## EXERCISE TASK
Quote the C++ question about overloading operator<< below word for word, starting with "calls from the" and going on through "i'm missing here.".

Question

I am refreshing cpp after a long gap, trying to understand the operator overloading methods. I tried to overload "operator<<" to output members of object. but I am unable to do so without using friend function. I am looking for a method without using friend function.

here is my class def:

class Add{
private:
int x;

public:
friend ostream& operator<<(ostream& ostr, Add const& rhs); //Method 1
void operator<<(ostream& ostr);                //Method 2
};

functions implementations

//Method 1
ostream& operator<<(ostream &ostr, Add const& rhs)
{
    ostr<<rhs.x;

return ostr;
}

//Method 2
void Add::operator<<(ostream& ostr)
{
    cout<<" using operator<< \n";
    ostr<<x;
}

calls from the main function

cout<<Obj_Add;  //calls the Method 1

Obj_Add<<cout;  //calls the Method 2

Now my question is, I would like to achieve the Method 1 type calls without using the friend function. But do not know, it is possible or not in cpp. I have tried few implementation but all are gives me compile errors. Please help me to understand the point i'm missing here.

Was it helpful?

## EXTRACTED RECORDS
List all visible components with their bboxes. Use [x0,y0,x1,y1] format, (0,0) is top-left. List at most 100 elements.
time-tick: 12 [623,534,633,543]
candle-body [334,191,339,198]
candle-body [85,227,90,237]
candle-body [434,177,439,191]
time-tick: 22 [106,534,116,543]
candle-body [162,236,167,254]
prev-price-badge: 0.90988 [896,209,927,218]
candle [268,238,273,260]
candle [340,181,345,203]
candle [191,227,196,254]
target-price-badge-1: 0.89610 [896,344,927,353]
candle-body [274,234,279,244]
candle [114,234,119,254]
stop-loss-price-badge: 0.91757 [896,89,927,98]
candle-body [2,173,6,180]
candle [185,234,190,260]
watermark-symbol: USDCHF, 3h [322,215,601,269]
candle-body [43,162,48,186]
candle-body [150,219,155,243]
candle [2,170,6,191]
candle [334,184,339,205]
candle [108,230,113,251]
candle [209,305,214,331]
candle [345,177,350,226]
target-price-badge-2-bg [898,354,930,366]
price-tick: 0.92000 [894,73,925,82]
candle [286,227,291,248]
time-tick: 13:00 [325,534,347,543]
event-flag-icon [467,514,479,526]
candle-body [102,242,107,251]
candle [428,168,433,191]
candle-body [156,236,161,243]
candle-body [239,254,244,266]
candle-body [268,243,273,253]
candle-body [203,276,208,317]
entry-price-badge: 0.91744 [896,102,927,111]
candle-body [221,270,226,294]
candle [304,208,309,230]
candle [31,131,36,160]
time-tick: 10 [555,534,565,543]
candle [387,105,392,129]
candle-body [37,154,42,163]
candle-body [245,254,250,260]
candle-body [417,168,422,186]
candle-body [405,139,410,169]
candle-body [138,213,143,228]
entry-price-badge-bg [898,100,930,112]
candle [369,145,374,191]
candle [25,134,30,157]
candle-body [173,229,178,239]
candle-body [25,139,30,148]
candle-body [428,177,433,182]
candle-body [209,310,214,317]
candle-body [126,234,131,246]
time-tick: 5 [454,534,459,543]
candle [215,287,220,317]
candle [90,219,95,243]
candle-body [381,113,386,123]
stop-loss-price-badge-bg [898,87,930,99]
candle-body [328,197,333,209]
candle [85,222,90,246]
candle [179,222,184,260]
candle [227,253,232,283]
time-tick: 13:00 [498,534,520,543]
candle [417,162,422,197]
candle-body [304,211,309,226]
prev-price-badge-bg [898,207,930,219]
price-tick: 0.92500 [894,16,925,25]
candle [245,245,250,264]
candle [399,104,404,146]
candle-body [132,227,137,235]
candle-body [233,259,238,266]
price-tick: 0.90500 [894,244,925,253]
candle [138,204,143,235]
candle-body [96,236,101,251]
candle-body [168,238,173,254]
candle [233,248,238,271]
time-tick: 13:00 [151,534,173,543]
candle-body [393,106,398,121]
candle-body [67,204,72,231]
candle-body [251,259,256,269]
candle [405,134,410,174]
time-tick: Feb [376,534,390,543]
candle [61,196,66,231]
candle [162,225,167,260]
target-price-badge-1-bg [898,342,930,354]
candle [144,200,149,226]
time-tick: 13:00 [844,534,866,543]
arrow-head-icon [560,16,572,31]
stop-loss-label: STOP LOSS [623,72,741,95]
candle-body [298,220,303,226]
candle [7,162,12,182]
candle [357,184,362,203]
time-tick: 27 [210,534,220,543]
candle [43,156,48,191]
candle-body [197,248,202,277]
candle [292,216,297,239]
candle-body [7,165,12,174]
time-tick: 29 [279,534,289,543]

## ANSWER TO THE PROBLEM
calls from the main function

cout<<Obj_Add;  //calls the Method 1

Obj_Add<<cout;  //calls the Method 2

Now my question is, I would like to achieve the Method 1 type calls without using the friend function. But do not know, it is possible or not in cpp. I have tried few implementation but all are gives me compile errors. Please help me to understand the point i'm missing here.